>> start INPUT DATA

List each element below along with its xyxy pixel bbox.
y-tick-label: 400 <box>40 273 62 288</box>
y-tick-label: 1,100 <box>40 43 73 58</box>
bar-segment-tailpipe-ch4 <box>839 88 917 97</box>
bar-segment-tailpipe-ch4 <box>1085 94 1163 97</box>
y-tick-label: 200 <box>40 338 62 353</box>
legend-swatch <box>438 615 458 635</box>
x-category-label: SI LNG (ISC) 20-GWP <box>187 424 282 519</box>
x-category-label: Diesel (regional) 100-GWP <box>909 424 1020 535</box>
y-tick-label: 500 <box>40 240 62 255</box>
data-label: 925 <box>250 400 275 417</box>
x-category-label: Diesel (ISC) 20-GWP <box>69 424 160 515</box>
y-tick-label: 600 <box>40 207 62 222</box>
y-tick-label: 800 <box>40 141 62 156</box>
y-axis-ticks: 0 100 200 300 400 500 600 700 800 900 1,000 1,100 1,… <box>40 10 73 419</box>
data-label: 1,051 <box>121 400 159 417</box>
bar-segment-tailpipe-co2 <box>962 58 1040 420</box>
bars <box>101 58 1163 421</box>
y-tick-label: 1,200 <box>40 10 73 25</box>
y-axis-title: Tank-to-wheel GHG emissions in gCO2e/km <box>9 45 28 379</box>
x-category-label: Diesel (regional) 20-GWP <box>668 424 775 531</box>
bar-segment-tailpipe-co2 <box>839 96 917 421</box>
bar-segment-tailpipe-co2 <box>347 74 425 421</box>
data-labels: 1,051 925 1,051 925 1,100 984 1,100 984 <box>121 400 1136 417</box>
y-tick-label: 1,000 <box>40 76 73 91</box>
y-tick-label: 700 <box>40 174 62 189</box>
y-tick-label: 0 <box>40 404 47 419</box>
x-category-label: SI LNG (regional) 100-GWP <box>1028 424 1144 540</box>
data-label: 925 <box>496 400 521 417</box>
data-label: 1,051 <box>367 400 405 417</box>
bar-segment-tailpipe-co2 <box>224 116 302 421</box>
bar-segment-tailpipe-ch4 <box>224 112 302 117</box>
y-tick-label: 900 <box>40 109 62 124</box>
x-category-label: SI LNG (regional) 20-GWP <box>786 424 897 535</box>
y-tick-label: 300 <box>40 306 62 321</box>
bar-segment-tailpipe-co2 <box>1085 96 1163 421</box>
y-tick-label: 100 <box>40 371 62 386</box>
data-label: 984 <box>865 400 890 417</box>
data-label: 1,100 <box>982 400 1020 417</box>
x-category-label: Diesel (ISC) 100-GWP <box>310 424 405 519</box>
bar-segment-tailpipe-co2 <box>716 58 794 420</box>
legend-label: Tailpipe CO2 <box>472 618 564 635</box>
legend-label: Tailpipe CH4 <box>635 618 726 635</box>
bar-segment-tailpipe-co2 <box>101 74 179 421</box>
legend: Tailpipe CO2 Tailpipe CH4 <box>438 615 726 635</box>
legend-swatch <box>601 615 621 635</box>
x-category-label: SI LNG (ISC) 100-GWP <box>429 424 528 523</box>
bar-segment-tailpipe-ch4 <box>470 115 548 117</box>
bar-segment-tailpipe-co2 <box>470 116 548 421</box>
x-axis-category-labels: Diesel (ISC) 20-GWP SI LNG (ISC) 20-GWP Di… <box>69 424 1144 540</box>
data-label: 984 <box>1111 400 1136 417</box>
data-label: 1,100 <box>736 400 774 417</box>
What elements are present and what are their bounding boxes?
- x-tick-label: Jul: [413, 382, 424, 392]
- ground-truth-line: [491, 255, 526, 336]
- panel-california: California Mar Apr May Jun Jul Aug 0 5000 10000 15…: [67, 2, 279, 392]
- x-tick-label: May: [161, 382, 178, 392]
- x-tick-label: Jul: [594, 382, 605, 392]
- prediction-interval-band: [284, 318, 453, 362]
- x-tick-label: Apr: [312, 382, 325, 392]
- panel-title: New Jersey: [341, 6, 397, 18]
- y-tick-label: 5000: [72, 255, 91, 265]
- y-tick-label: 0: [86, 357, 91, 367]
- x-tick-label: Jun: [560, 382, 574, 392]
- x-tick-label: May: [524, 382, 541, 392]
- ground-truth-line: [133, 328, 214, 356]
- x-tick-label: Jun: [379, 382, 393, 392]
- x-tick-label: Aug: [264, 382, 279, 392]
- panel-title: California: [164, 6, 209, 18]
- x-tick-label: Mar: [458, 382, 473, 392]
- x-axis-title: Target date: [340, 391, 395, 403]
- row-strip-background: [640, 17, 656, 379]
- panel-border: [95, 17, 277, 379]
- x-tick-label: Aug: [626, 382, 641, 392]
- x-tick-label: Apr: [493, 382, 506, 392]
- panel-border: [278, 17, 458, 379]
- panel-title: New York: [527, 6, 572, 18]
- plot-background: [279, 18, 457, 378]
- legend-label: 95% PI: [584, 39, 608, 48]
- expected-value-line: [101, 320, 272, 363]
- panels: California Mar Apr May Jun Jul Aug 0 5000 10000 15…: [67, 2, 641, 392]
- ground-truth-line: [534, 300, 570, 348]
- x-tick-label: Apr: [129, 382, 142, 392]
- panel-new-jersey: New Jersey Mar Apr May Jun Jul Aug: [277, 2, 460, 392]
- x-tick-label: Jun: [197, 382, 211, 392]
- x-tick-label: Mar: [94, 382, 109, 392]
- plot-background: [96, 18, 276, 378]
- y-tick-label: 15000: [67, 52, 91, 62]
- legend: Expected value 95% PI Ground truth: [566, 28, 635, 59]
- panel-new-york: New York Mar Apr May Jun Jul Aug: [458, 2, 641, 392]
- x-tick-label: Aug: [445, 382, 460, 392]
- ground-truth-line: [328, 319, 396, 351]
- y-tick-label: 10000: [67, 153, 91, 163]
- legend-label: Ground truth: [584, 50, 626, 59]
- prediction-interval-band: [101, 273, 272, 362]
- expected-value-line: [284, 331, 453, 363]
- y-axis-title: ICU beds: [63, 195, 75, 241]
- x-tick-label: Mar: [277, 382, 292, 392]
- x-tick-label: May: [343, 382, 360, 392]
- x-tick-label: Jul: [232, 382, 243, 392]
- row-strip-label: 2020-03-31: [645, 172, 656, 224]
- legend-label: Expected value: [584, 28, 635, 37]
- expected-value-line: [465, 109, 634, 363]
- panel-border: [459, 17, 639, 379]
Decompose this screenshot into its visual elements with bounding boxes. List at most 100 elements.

>> end INPUT DATA
>> start INPUT DATA

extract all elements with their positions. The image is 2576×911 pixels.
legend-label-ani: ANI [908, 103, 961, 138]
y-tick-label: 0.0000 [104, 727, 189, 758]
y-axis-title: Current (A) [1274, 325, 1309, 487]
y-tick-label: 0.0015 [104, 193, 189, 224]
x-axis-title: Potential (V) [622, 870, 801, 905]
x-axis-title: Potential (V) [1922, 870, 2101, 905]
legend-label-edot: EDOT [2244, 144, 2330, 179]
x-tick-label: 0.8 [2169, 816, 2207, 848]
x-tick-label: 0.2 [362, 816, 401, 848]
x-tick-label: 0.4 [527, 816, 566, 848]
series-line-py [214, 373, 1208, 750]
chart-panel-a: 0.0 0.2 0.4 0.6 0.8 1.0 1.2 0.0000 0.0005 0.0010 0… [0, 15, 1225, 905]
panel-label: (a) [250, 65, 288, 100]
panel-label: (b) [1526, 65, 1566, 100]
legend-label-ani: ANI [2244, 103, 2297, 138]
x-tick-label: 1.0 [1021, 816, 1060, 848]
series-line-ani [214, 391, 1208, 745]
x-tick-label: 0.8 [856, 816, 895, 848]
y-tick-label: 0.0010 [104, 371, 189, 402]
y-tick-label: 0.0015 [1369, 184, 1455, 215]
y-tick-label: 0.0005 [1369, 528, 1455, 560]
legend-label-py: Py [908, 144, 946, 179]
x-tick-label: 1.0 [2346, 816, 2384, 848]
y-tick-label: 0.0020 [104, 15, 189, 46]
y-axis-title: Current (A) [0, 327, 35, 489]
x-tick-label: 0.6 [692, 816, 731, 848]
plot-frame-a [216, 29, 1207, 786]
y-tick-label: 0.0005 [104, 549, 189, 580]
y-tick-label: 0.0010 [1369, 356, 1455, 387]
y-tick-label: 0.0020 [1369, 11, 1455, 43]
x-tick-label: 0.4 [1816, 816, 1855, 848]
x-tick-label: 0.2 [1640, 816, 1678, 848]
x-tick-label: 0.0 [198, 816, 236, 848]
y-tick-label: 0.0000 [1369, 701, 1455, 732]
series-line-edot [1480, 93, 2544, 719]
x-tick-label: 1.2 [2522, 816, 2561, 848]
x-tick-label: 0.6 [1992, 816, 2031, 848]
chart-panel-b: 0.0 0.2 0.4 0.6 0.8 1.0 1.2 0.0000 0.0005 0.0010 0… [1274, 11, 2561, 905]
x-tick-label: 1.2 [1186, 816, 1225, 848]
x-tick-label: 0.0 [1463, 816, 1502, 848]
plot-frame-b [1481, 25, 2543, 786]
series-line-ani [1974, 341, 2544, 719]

>> end INPUT DATA

AIM: Copy out the data word for word, from the line containing "List each element" down to the line containing "y-tick-label: 1,200 <box>40 10 73 25</box>", with both of those lines included.

OUTPUT OF THE EXERCISE:
List each element below along with its xyxy pixel bbox.
y-tick-label: 400 <box>40 273 62 288</box>
y-tick-label: 1,100 <box>40 43 73 58</box>
bar-segment-tailpipe-ch4 <box>839 88 917 97</box>
bar-segment-tailpipe-ch4 <box>1085 94 1163 97</box>
y-tick-label: 200 <box>40 338 62 353</box>
legend-swatch <box>438 615 458 635</box>
x-category-label: SI LNG (ISC) 20-GWP <box>187 424 282 519</box>
x-category-label: Diesel (regional) 100-GWP <box>909 424 1020 535</box>
y-tick-label: 500 <box>40 240 62 255</box>
data-label: 925 <box>250 400 275 417</box>
x-category-label: Diesel (ISC) 20-GWP <box>69 424 160 515</box>
y-tick-label: 600 <box>40 207 62 222</box>
y-tick-label: 800 <box>40 141 62 156</box>
y-axis-ticks: 0 100 200 300 400 500 600 700 800 900 1,000 1,100 1,… <box>40 10 73 419</box>
data-label: 1,051 <box>121 400 159 417</box>
bar-segment-tailpipe-co2 <box>962 58 1040 420</box>
bars <box>101 58 1163 421</box>
y-tick-label: 1,200 <box>40 10 73 25</box>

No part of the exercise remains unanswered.